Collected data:

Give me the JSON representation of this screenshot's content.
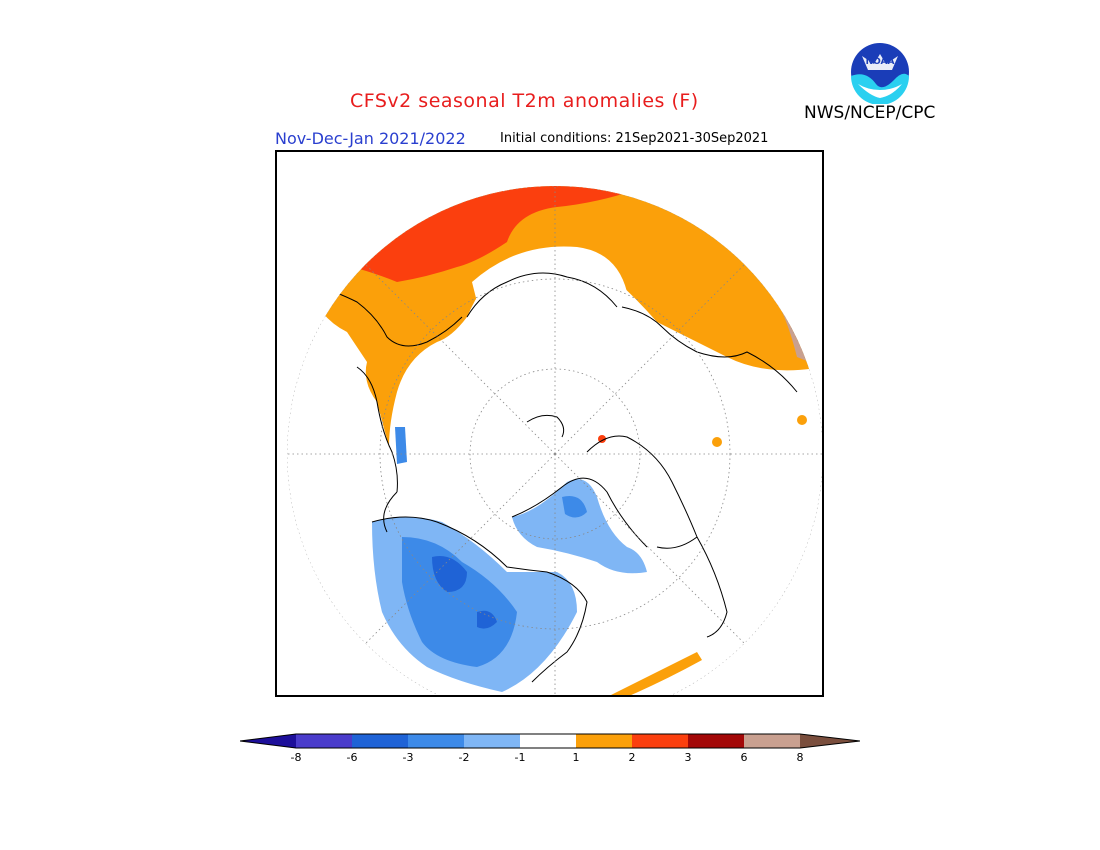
{
  "header": {
    "title": "CFSv2 seasonal T2m anomalies (F)",
    "season": "Nov-Dec-Jan 2021/2022",
    "initial_conditions": "Initial conditions: 21Sep2021-30Sep2021",
    "organization": "NWS/NCEP/CPC",
    "logo_text": "NOAA"
  },
  "map": {
    "projection": "north polar stereographic",
    "variable": "2m temperature anomaly",
    "units": "F"
  },
  "legend": {
    "labels": [
      "-8",
      "-6",
      "-3",
      "-2",
      "-1",
      "1",
      "2",
      "3",
      "6",
      "8"
    ],
    "colors": [
      "#1d0f9a",
      "#4a3ccb",
      "#1f63d6",
      "#3d8ae8",
      "#7fb6f5",
      "#ffffff",
      "#fba00a",
      "#fb3f0e",
      "#a30808",
      "#c9a090",
      "#7a4e3d"
    ]
  }
}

TASK PROMPT: Without the pictures, repeat the listing above exactly.

SOLVED PROBLEM:
Give me the JSON representation of this screenshot's content.
{
  "header": {
    "title": "CFSv2 seasonal T2m anomalies (F)",
    "season": "Nov-Dec-Jan 2021/2022",
    "initial_conditions": "Initial conditions: 21Sep2021-30Sep2021",
    "organization": "NWS/NCEP/CPC",
    "logo_text": "NOAA"
  },
  "map": {
    "projection": "north polar stereographic",
    "variable": "2m temperature anomaly",
    "units": "F"
  },
  "legend": {
    "labels": [
      "-8",
      "-6",
      "-3",
      "-2",
      "-1",
      "1",
      "2",
      "3",
      "6",
      "8"
    ],
    "colors": [
      "#1d0f9a",
      "#4a3ccb",
      "#1f63d6",
      "#3d8ae8",
      "#7fb6f5",
      "#ffffff",
      "#fba00a",
      "#fb3f0e",
      "#a30808",
      "#c9a090",
      "#7a4e3d"
    ]
  }
}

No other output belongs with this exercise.